• WRITTEN REQUEST
Search the records for the word "color" and report each line that has it.

• INPUT ROWS
• • • • • • •

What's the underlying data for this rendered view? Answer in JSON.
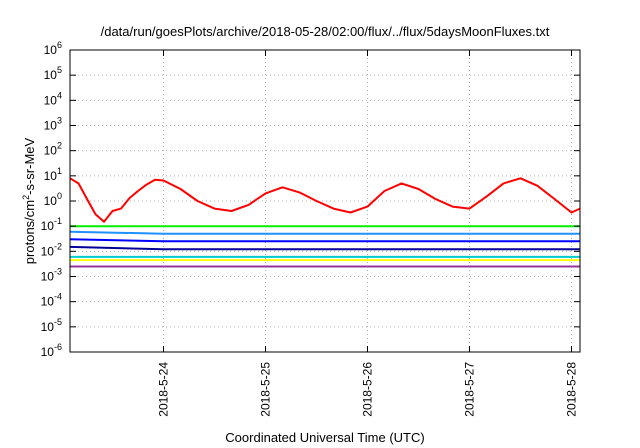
{
  "chart_data": {
    "type": "line",
    "title": "/data/run/goesPlots/archive/2018-05-28/02:00/flux/../flux/5daysMoonFluxes.txt",
    "xlabel": "Coordinated Universal Time (UTC)",
    "ylabel": {
      "prefix": "protons/cm",
      "sup": "2",
      "suffix": "-s-sr-MeV"
    },
    "y_scale": "log",
    "ylim": [
      1e-06,
      1000000.0
    ],
    "y_ticks": [
      {
        "base": "10",
        "exp": "6",
        "value": 1000000.0
      },
      {
        "base": "10",
        "exp": "5",
        "value": 100000.0
      },
      {
        "base": "10",
        "exp": "4",
        "value": 10000.0
      },
      {
        "base": "10",
        "exp": "3",
        "value": 1000.0
      },
      {
        "base": "10",
        "exp": "2",
        "value": 100.0
      },
      {
        "base": "10",
        "exp": "1",
        "value": 10.0
      },
      {
        "base": "10",
        "exp": "0",
        "value": 1.0
      },
      {
        "base": "10",
        "exp": "-1",
        "value": 0.1
      },
      {
        "base": "10",
        "exp": "-2",
        "value": 0.01
      },
      {
        "base": "10",
        "exp": "-3",
        "value": 0.001
      },
      {
        "base": "10",
        "exp": "-4",
        "value": 0.0001
      },
      {
        "base": "10",
        "exp": "-5",
        "value": 1e-05
      },
      {
        "base": "10",
        "exp": "-6",
        "value": 1e-06
      }
    ],
    "xlim": [
      "2018-05-23T02:00",
      "2018-05-28T02:00"
    ],
    "x_ticks": [
      {
        "label": "2018-5-24",
        "value": "2018-05-24T00:00"
      },
      {
        "label": "2018-5-25",
        "value": "2018-05-25T00:00"
      },
      {
        "label": "2018-5-26",
        "value": "2018-05-26T00:00"
      },
      {
        "label": "2018-5-27",
        "value": "2018-05-27T00:00"
      },
      {
        "label": "2018-5-28",
        "value": "2018-05-28T00:00"
      }
    ],
    "grid": true,
    "series": [
      {
        "color": "#ff0000",
        "x": [
          "2018-05-23T02:00",
          "2018-05-23T04:00",
          "2018-05-23T06:00",
          "2018-05-23T08:00",
          "2018-05-23T10:00",
          "2018-05-23T12:00",
          "2018-05-23T14:00",
          "2018-05-23T16:00",
          "2018-05-23T18:00",
          "2018-05-23T20:00",
          "2018-05-23T22:00",
          "2018-05-24T00:00",
          "2018-05-24T04:00",
          "2018-05-24T08:00",
          "2018-05-24T12:00",
          "2018-05-24T16:00",
          "2018-05-24T20:00",
          "2018-05-25T00:00",
          "2018-05-25T04:00",
          "2018-05-25T08:00",
          "2018-05-25T12:00",
          "2018-05-25T16:00",
          "2018-05-25T20:00",
          "2018-05-26T00:00",
          "2018-05-26T04:00",
          "2018-05-26T08:00",
          "2018-05-26T12:00",
          "2018-05-26T16:00",
          "2018-05-26T20:00",
          "2018-05-27T00:00",
          "2018-05-27T04:00",
          "2018-05-27T08:00",
          "2018-05-27T12:00",
          "2018-05-27T16:00",
          "2018-05-27T20:00",
          "2018-05-28T00:00",
          "2018-05-28T02:00"
        ],
        "values": [
          8,
          5,
          1.2,
          0.3,
          0.15,
          0.4,
          0.5,
          1.3,
          2.5,
          4.5,
          7,
          6.5,
          3,
          1,
          0.5,
          0.4,
          0.7,
          2,
          3.5,
          2.2,
          1,
          0.5,
          0.35,
          0.6,
          2.5,
          5,
          3,
          1.2,
          0.6,
          0.5,
          1.5,
          5,
          8,
          4,
          1.2,
          0.35,
          0.5
        ]
      },
      {
        "color": "#00ee00",
        "x": [
          "2018-05-23T02:00",
          "2018-05-24T00:00",
          "2018-05-25T00:00",
          "2018-05-26T00:00",
          "2018-05-27T00:00",
          "2018-05-28T00:00",
          "2018-05-28T02:00"
        ],
        "values": [
          0.1,
          0.1,
          0.1,
          0.1,
          0.1,
          0.1,
          0.1
        ]
      },
      {
        "color": "#1e90ff",
        "x": [
          "2018-05-23T02:00",
          "2018-05-24T00:00",
          "2018-05-25T00:00",
          "2018-05-26T00:00",
          "2018-05-27T00:00",
          "2018-05-28T00:00",
          "2018-05-28T02:00"
        ],
        "values": [
          0.06,
          0.05,
          0.05,
          0.05,
          0.05,
          0.05,
          0.05
        ]
      },
      {
        "color": "#0000ff",
        "x": [
          "2018-05-23T02:00",
          "2018-05-24T00:00",
          "2018-05-25T00:00",
          "2018-05-26T00:00",
          "2018-05-27T00:00",
          "2018-05-28T00:00",
          "2018-05-28T02:00"
        ],
        "values": [
          0.03,
          0.025,
          0.025,
          0.025,
          0.025,
          0.025,
          0.025
        ]
      },
      {
        "color": "#000099",
        "x": [
          "2018-05-23T02:00",
          "2018-05-24T00:00",
          "2018-05-25T00:00",
          "2018-05-26T00:00",
          "2018-05-27T00:00",
          "2018-05-28T00:00",
          "2018-05-28T02:00"
        ],
        "values": [
          0.015,
          0.012,
          0.012,
          0.012,
          0.012,
          0.012,
          0.012
        ]
      },
      {
        "color": "#00cccc",
        "x": [
          "2018-05-23T02:00",
          "2018-05-24T00:00",
          "2018-05-25T00:00",
          "2018-05-26T00:00",
          "2018-05-27T00:00",
          "2018-05-28T00:00",
          "2018-05-28T02:00"
        ],
        "values": [
          0.006,
          0.006,
          0.006,
          0.006,
          0.006,
          0.006,
          0.006
        ]
      },
      {
        "color": "#ffff00",
        "x": [
          "2018-05-23T02:00",
          "2018-05-24T00:00",
          "2018-05-25T00:00",
          "2018-05-26T00:00",
          "2018-05-27T00:00",
          "2018-05-28T00:00",
          "2018-05-28T02:00"
        ],
        "values": [
          0.0045,
          0.0045,
          0.0045,
          0.0045,
          0.0045,
          0.0045,
          0.0045
        ]
      },
      {
        "color": "#993399",
        "x": [
          "2018-05-23T02:00",
          "2018-05-24T00:00",
          "2018-05-25T00:00",
          "2018-05-26T00:00",
          "2018-05-27T00:00",
          "2018-05-28T00:00",
          "2018-05-28T02:00"
        ],
        "values": [
          0.0025,
          0.0025,
          0.0025,
          0.0025,
          0.0025,
          0.0025,
          0.0025
        ]
      }
    ]
  }
}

• • • • • • •

• FULL OUTPUT
        "color": "#ff0000",
        "color": "#00ee00",
        "color": "#1e90ff",
        "color": "#0000ff",
        "color": "#000099",
        "color": "#00cccc",
        "color": "#ffff00",
        "color": "#993399",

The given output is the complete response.